* Requirement:
Go through the data below and gather each line containing "Wood".

--- Start of Dataset records ---

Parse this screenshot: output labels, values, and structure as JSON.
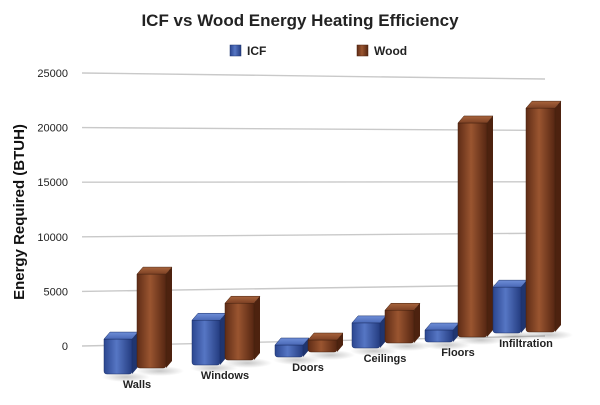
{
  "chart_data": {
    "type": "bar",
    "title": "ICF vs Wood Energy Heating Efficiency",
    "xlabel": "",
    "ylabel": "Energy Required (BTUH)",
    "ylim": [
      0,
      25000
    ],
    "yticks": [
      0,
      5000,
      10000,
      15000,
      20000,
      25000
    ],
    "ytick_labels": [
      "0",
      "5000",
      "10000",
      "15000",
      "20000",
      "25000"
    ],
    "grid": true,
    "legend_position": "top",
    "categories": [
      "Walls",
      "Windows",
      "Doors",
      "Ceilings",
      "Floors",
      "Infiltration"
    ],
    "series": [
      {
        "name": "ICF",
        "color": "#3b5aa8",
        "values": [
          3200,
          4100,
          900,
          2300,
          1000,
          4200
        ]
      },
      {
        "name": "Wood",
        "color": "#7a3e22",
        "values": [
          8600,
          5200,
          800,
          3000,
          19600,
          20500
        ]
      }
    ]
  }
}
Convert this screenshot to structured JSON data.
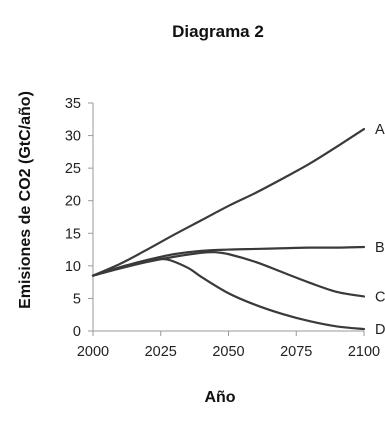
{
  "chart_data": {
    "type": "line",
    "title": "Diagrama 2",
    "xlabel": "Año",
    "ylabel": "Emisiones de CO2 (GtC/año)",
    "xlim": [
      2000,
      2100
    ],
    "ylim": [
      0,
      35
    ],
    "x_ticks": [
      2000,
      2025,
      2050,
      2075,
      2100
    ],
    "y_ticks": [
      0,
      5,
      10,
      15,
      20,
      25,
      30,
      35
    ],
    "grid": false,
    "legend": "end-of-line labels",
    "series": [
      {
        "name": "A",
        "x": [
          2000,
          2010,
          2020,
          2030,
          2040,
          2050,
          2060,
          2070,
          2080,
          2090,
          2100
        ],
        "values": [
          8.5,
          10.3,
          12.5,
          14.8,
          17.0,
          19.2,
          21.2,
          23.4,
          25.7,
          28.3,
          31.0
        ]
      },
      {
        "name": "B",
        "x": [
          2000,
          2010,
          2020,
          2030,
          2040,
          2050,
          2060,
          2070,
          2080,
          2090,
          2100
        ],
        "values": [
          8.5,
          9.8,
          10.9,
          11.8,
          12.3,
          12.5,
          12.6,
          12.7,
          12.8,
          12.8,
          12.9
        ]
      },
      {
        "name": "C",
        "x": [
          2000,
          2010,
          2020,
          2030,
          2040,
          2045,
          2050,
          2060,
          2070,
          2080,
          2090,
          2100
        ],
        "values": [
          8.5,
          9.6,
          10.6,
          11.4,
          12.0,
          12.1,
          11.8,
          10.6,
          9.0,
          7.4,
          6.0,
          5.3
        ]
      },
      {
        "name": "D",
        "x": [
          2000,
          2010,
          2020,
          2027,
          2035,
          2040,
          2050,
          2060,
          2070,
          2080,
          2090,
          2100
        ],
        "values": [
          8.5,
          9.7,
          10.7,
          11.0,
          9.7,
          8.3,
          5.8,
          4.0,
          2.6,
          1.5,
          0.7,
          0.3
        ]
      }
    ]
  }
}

--- End of Dataset records ---

* Problem solution:
    "title": "ICF vs Wood Energy Heating Efficiency",
        "name": "Wood",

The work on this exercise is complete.